** Begin **

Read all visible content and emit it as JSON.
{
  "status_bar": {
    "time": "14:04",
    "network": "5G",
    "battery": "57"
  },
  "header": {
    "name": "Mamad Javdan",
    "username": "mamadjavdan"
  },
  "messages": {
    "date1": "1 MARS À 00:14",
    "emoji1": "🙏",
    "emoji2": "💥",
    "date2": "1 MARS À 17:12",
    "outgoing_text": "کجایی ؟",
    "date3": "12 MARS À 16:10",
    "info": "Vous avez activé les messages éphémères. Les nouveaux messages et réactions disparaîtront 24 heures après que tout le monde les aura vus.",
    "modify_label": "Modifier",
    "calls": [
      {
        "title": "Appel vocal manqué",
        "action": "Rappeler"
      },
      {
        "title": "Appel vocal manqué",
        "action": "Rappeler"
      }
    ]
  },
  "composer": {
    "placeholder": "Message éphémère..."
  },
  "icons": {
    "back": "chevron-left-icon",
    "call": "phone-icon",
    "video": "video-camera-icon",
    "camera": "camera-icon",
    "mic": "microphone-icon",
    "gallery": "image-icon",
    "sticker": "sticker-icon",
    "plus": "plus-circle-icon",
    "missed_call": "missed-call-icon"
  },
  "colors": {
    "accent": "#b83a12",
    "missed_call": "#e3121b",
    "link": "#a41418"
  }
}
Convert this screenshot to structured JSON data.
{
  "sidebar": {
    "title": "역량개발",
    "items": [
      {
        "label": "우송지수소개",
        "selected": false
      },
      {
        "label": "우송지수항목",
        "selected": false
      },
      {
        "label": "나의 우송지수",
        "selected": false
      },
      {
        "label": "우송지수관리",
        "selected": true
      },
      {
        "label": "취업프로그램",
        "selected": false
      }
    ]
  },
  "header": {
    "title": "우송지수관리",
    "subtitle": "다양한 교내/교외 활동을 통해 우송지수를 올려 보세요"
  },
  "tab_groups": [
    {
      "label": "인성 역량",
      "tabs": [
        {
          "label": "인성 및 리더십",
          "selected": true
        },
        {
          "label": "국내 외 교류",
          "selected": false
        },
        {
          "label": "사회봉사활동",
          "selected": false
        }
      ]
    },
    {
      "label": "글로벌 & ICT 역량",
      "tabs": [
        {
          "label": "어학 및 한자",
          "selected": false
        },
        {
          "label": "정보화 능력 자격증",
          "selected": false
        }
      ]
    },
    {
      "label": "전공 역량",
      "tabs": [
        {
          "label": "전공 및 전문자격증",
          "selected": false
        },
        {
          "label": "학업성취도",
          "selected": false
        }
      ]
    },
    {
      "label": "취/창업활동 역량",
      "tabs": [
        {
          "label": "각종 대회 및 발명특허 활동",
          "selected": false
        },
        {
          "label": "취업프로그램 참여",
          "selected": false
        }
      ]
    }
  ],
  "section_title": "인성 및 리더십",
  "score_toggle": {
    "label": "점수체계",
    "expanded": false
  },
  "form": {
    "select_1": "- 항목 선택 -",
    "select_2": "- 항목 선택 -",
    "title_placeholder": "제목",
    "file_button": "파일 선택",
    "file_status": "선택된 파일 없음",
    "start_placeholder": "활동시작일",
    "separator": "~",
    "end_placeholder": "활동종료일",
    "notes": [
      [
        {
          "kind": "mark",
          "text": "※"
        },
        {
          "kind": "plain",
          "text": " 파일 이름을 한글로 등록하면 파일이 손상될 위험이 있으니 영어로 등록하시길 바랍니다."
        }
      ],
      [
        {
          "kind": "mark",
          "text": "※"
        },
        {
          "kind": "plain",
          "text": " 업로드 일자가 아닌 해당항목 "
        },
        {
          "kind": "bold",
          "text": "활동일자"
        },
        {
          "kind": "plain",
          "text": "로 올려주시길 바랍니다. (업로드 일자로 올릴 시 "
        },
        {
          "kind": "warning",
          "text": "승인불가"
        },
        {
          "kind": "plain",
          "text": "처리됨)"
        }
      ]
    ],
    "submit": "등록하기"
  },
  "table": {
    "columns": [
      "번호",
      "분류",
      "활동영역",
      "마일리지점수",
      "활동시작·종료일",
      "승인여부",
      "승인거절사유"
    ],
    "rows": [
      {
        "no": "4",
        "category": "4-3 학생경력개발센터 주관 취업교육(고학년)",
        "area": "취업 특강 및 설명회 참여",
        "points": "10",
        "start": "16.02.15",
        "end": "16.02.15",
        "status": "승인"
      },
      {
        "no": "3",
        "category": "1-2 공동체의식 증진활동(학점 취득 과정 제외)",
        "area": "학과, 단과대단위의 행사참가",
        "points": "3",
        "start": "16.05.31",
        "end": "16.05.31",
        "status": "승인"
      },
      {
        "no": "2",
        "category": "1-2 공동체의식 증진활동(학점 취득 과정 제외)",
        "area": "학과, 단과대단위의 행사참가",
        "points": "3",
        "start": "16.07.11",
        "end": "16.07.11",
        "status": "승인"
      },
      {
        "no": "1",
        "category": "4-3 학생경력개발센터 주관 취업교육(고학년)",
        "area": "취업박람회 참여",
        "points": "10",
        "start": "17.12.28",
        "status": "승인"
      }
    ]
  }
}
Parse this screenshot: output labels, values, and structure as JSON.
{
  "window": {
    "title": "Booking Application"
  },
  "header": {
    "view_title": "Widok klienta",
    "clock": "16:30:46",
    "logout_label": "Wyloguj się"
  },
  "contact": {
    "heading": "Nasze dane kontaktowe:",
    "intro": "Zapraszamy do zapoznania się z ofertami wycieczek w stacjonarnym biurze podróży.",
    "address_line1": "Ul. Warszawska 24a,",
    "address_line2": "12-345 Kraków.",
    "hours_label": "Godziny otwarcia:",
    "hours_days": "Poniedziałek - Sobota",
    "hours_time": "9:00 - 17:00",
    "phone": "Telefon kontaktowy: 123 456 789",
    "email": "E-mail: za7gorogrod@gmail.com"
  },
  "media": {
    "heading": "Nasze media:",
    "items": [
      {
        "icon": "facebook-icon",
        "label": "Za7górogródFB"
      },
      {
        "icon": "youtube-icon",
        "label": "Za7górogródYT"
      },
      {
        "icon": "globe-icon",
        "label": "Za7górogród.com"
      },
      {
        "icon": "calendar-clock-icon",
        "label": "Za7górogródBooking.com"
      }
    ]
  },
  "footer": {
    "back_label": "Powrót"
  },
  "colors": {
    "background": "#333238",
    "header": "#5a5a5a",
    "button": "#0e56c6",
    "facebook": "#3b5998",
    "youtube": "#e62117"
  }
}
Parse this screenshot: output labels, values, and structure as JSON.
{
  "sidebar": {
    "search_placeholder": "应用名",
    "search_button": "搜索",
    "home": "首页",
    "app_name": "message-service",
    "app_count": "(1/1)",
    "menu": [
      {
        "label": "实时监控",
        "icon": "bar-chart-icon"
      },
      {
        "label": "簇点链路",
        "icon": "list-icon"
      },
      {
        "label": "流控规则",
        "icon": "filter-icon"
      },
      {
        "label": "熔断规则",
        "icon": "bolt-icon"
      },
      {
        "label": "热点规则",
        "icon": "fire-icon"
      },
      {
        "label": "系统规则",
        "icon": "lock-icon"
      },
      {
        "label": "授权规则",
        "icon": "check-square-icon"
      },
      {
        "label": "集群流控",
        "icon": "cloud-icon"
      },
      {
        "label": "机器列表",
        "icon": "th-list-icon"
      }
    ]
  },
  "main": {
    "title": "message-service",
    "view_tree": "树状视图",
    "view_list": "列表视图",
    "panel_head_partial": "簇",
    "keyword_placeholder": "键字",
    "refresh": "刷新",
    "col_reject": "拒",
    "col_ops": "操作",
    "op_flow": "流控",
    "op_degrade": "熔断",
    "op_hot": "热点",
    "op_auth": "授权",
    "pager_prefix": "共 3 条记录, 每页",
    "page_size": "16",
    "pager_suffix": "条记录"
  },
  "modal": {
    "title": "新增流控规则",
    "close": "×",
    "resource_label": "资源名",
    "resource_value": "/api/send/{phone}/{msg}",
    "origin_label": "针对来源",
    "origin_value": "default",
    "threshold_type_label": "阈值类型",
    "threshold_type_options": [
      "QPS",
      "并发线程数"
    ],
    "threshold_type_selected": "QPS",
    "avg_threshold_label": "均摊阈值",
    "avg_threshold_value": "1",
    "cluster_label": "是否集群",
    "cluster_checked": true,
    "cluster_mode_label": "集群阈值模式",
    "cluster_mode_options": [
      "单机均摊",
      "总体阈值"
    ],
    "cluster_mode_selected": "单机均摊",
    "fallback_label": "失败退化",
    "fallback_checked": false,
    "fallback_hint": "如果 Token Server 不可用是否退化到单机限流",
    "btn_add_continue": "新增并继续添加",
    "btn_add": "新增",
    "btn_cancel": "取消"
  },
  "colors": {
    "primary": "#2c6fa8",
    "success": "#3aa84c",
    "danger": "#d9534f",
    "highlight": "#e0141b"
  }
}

** End **

**To do:** Extract from the material all lines containing the string "facebook".

**Answer in full:**
        "icon": "facebook-icon",
    "facebook": "#3b5998",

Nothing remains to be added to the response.